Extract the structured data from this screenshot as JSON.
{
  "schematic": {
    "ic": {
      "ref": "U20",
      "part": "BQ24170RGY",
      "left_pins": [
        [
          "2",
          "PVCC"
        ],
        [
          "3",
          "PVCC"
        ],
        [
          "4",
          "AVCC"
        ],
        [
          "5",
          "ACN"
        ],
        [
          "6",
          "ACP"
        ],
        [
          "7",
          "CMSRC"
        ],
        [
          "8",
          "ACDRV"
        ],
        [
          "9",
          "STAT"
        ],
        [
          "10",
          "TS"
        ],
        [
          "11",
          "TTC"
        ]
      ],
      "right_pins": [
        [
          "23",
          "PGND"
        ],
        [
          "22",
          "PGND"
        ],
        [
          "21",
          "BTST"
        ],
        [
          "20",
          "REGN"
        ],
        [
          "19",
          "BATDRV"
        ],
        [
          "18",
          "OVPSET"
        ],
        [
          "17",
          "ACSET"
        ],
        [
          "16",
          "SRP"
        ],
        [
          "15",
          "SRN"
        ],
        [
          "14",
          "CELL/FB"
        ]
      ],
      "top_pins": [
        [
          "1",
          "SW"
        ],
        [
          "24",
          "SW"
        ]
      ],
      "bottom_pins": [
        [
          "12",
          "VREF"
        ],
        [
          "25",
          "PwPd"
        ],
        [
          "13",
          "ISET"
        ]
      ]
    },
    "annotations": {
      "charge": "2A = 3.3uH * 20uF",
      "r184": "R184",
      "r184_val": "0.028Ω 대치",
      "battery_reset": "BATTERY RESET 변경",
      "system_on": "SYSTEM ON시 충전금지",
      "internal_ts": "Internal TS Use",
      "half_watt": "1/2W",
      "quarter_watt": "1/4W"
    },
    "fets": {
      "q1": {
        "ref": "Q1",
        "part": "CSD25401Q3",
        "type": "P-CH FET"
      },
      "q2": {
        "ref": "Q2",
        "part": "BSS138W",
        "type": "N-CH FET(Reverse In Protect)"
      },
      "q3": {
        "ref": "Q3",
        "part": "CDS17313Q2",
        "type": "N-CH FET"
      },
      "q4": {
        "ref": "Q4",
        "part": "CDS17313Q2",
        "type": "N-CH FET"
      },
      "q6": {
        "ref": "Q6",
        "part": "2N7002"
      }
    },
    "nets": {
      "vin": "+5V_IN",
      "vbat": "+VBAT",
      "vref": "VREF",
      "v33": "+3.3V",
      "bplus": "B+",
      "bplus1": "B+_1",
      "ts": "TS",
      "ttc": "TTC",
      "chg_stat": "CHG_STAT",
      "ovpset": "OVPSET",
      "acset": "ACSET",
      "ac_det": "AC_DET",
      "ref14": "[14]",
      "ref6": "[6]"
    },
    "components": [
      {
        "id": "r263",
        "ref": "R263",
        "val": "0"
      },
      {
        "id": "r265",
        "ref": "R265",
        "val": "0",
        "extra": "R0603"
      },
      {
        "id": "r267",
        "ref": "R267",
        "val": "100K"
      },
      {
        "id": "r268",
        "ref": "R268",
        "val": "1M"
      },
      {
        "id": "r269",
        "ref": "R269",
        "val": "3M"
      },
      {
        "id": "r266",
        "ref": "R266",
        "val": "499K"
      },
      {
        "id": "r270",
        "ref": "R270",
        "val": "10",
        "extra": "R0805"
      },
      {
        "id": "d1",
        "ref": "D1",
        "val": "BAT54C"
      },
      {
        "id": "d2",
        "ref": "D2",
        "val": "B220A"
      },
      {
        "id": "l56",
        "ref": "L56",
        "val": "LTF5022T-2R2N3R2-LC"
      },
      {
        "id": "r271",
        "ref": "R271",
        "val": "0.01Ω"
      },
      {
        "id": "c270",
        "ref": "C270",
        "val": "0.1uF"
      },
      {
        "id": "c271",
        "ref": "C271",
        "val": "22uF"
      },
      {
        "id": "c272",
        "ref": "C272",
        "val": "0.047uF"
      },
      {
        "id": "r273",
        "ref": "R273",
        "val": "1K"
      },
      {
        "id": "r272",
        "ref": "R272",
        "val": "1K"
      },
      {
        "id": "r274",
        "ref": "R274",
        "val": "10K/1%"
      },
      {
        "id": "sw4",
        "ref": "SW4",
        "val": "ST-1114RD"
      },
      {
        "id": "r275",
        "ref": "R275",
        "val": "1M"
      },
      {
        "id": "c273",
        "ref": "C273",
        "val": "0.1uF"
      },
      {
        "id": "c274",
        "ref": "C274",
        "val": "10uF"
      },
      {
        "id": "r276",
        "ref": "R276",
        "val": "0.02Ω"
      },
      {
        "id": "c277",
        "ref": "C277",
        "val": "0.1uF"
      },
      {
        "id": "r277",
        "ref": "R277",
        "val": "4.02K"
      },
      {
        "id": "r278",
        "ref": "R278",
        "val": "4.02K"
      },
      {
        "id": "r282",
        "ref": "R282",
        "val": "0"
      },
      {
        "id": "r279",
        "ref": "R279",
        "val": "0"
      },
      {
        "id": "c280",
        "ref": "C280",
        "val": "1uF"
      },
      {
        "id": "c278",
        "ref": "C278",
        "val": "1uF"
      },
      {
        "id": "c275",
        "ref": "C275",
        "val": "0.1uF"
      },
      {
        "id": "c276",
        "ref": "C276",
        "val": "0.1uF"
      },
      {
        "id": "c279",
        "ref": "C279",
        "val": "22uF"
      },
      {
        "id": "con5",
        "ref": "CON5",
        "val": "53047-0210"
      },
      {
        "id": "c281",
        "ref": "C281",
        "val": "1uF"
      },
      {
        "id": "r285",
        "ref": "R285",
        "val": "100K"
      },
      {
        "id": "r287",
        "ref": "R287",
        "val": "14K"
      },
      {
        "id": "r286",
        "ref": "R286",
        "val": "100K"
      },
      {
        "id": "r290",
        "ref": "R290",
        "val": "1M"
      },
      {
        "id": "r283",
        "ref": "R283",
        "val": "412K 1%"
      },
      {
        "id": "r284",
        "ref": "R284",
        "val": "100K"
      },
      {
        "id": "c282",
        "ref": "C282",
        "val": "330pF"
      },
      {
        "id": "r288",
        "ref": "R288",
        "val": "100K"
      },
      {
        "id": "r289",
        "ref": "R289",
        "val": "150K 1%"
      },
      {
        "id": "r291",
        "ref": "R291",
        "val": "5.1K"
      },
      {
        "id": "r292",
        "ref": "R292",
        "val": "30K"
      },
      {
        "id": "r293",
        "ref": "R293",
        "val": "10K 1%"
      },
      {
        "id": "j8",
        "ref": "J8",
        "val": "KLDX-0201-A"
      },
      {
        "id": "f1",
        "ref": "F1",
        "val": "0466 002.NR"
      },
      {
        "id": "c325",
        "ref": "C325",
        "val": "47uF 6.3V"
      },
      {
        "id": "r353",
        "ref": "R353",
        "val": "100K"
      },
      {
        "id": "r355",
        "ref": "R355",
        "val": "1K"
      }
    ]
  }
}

- **Given task**
Return each line of the data exactly as written above.

- **Final answer**
Extract the structured data from this screenshot as JSON.
{
  "schematic": {
    "ic": {
      "ref": "U20",
      "part": "BQ24170RGY",
      "left_pins": [
        [
          "2",
          "PVCC"
        ],
        [
          "3",
          "PVCC"
        ],
        [
          "4",
          "AVCC"
        ],
        [
          "5",
          "ACN"
        ],
        [
          "6",
          "ACP"
        ],
        [
          "7",
          "CMSRC"
        ],
        [
          "8",
          "ACDRV"
        ],
        [
          "9",
          "STAT"
        ],
        [
          "10",
          "TS"
        ],
        [
          "11",
          "TTC"
        ]
      ],
      "right_pins": [
        [
          "23",
          "PGND"
        ],
        [
          "22",
          "PGND"
        ],
        [
          "21",
          "BTST"
        ],
        [
          "20",
          "REGN"
        ],
        [
          "19",
          "BATDRV"
        ],
        [
          "18",
          "OVPSET"
        ],
        [
          "17",
          "ACSET"
        ],
        [
          "16",
          "SRP"
        ],
        [
          "15",
          "SRN"
        ],
        [
          "14",
          "CELL/FB"
        ]
      ],
      "top_pins": [
        [
          "1",
          "SW"
        ],
        [
          "24",
          "SW"
        ]
      ],
      "bottom_pins": [
        [
          "12",
          "VREF"
        ],
        [
          "25",
          "PwPd"
        ],
        [
          "13",
          "ISET"
        ]
      ]
    },
    "annotations": {
      "charge": "2A = 3.3uH * 20uF",
      "r184": "R184",
      "r184_val": "0.028Ω 대치",
      "battery_reset": "BATTERY RESET 변경",
      "system_on": "SYSTEM ON시 충전금지",
      "internal_ts": "Internal TS Use",
      "half_watt": "1/2W",
      "quarter_watt": "1/4W"
    },
    "fets": {
      "q1": {
        "ref": "Q1",
        "part": "CSD25401Q3",
        "type": "P-CH FET"
      },
      "q2": {
        "ref": "Q2",
        "part": "BSS138W",
        "type": "N-CH FET(Reverse In Protect)"
      },
      "q3": {
        "ref": "Q3",
        "part": "CDS17313Q2",
        "type": "N-CH FET"
      },
      "q4": {
        "ref": "Q4",
        "part": "CDS17313Q2",
        "type": "N-CH FET"
      },
      "q6": {
        "ref": "Q6",
        "part": "2N7002"
      }
    },
    "nets": {
      "vin": "+5V_IN",
      "vbat": "+VBAT",
      "vref": "VREF",
      "v33": "+3.3V",
      "bplus": "B+",
      "bplus1": "B+_1",
      "ts": "TS",
      "ttc": "TTC",
      "chg_stat": "CHG_STAT",
      "ovpset": "OVPSET",
      "acset": "ACSET",
      "ac_det": "AC_DET",
      "ref14": "[14]",
      "ref6": "[6]"
    },
    "components": [
      {
        "id": "r263",
        "ref": "R263",
        "val": "0"
      },
      {
        "id": "r265",
        "ref": "R265",
        "val": "0",
        "extra": "R0603"
      },
      {
        "id": "r267",
        "ref": "R267",
        "val": "100K"
      },
      {
        "id": "r268",
        "ref": "R268",
        "val": "1M"
      },
      {
        "id": "r269",
        "ref": "R269",
        "val": "3M"
      },
      {
        "id": "r266",
        "ref": "R266",
        "val": "499K"
      },
      {
        "id": "r270",
        "ref": "R270",
        "val": "10",
        "extra": "R0805"
      },
      {
        "id": "d1",
        "ref": "D1",
        "val": "BAT54C"
      },
      {
        "id": "d2",
        "ref": "D2",
        "val": "B220A"
      },
      {
        "id": "l56",
        "ref": "L56",
        "val": "LTF5022T-2R2N3R2-LC"
      },
      {
        "id": "r271",
        "ref": "R271",
        "val": "0.01Ω"
      },
      {
        "id": "c270",
        "ref": "C270",
        "val": "0.1uF"
      },
      {
        "id": "c271",
        "ref": "C271",
        "val": "22uF"
      },
      {
        "id": "c272",
        "ref": "C272",
        "val": "0.047uF"
      },
      {
        "id": "r273",
        "ref": "R273",
        "val": "1K"
      },
      {
        "id": "r272",
        "ref": "R272",
        "val": "1K"
      },
      {
        "id": "r274",
        "ref": "R274",
        "val": "10K/1%"
      },
      {
        "id": "sw4",
        "ref": "SW4",
        "val": "ST-1114RD"
      },
      {
        "id": "r275",
        "ref": "R275",
        "val": "1M"
      },
      {
        "id": "c273",
        "ref": "C273",
        "val": "0.1uF"
      },
      {
        "id": "c274",
        "ref": "C274",
        "val": "10uF"
      },
      {
        "id": "r276",
        "ref": "R276",
        "val": "0.02Ω"
      },
      {
        "id": "c277",
        "ref": "C277",
        "val": "0.1uF"
      },
      {
        "id": "r277",
        "ref": "R277",
        "val": "4.02K"
      },
      {
        "id": "r278",
        "ref": "R278",
        "val": "4.02K"
      },
      {
        "id": "r282",
        "ref": "R282",
        "val": "0"
      },
      {
        "id": "r279",
        "ref": "R279",
        "val": "0"
      },
      {
        "id": "c280",
        "ref": "C280",
        "val": "1uF"
      },
      {
        "id": "c278",
        "ref": "C278",
        "val": "1uF"
      },
      {
        "id": "c275",
        "ref": "C275",
        "val": "0.1uF"
      },
      {
        "id": "c276",
        "ref": "C276",
        "val": "0.1uF"
      },
      {
        "id": "c279",
        "ref": "C279",
        "val": "22uF"
      },
      {
        "id": "con5",
        "ref": "CON5",
        "val": "53047-0210"
      },
      {
        "id": "c281",
        "ref": "C281",
        "val": "1uF"
      },
      {
        "id": "r285",
        "ref": "R285",
        "val": "100K"
      },
      {
        "id": "r287",
        "ref": "R287",
        "val": "14K"
      },
      {
        "id": "r286",
        "ref": "R286",
        "val": "100K"
      },
      {
        "id": "r290",
        "ref": "R290",
        "val": "1M"
      },
      {
        "id": "r283",
        "ref": "R283",
        "val": "412K 1%"
      },
      {
        "id": "r284",
        "ref": "R284",
        "val": "100K"
      },
      {
        "id": "c282",
        "ref": "C282",
        "val": "330pF"
      },
      {
        "id": "r288",
        "ref": "R288",
        "val": "100K"
      },
      {
        "id": "r289",
        "ref": "R289",
        "val": "150K 1%"
      },
      {
        "id": "r291",
        "ref": "R291",
        "val": "5.1K"
      },
      {
        "id": "r292",
        "ref": "R292",
        "val": "30K"
      },
      {
        "id": "r293",
        "ref": "R293",
        "val": "10K 1%"
      },
      {
        "id": "j8",
        "ref": "J8",
        "val": "KLDX-0201-A"
      },
      {
        "id": "f1",
        "ref": "F1",
        "val": "0466 002.NR"
      },
      {
        "id": "c325",
        "ref": "C325",
        "val": "47uF 6.3V"
      },
      {
        "id": "r353",
        "ref": "R353",
        "val": "100K"
      },
      {
        "id": "r355",
        "ref": "R355",
        "val": "1K"
      }
    ]
  }
}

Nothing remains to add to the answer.